*Written exercise*: Print the listing below exactly.

*Supplied records*:
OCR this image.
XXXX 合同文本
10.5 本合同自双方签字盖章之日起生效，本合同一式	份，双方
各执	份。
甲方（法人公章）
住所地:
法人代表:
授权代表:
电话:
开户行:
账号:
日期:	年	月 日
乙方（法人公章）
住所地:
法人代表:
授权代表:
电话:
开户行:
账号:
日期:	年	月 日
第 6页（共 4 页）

*Result for this task*:
OCR this image.
XXXX 合同文本
10.5 本合同自双方签字盖章之日起生效，本合同一式	份，双方
各执	份。
甲方（法人公章）
住所地:
法人代表:
授权代表:
电话:
开户行:
账号:
日期:	年	月 日
乙方（法人公章）
住所地:
法人代表:
授权代表:
电话:
开户行:
账号:
日期:	年	月 日
第 6页（共 4 页）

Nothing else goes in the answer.